EXERCISE → For the records that follow, return only the count of lines containing the string "участок".

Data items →

%%

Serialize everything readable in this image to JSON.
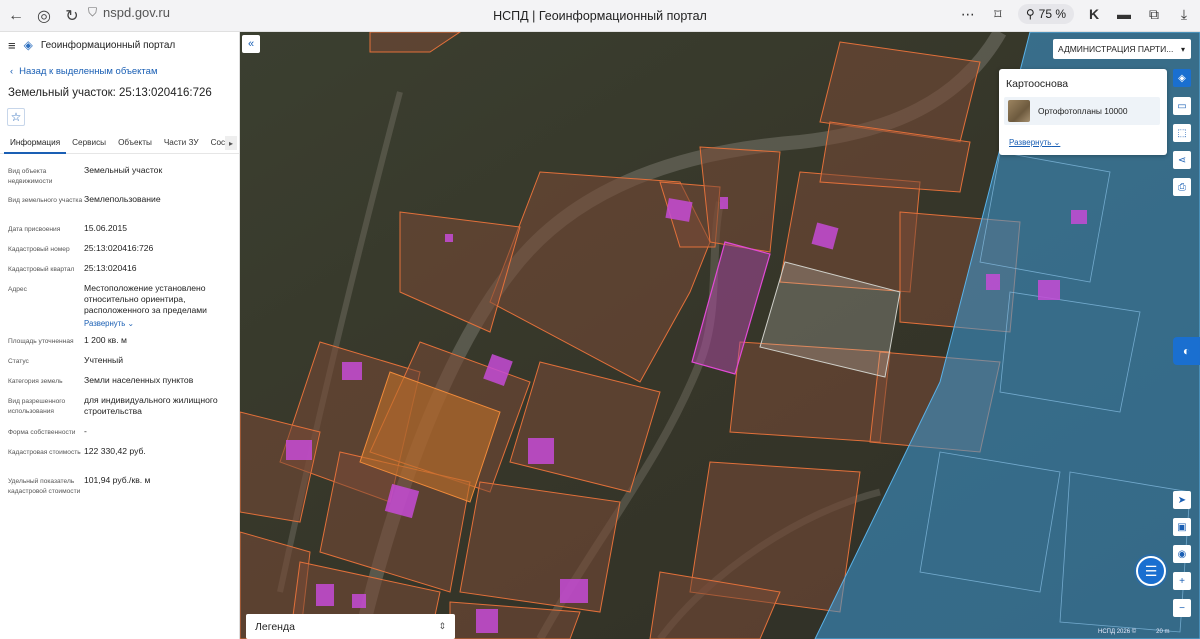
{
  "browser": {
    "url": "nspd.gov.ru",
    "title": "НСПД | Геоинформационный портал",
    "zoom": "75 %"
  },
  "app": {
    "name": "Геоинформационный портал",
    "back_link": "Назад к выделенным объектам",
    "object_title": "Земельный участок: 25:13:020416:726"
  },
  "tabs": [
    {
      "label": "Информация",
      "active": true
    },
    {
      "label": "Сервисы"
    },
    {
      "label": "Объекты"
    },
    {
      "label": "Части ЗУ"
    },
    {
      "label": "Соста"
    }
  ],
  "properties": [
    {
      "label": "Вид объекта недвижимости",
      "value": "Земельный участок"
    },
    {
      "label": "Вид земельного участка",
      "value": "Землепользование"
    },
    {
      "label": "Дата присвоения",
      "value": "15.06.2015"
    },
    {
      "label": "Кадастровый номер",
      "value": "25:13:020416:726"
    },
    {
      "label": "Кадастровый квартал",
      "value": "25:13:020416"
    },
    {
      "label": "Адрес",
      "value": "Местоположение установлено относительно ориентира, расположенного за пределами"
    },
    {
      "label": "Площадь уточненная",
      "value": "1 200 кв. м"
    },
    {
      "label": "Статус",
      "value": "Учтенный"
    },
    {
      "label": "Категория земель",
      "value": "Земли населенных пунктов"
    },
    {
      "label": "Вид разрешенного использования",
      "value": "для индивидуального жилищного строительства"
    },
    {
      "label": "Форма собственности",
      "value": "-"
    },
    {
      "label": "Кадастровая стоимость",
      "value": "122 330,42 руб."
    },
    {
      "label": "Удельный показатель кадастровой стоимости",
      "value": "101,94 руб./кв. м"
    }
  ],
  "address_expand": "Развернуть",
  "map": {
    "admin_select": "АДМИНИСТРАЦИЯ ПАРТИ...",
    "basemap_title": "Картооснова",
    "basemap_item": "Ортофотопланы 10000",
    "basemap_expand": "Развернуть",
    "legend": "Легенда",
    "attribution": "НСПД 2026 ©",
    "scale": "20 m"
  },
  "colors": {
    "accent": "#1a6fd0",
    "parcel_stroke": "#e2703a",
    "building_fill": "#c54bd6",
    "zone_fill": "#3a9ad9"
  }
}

%%

EXERCISE OUTPUT → 2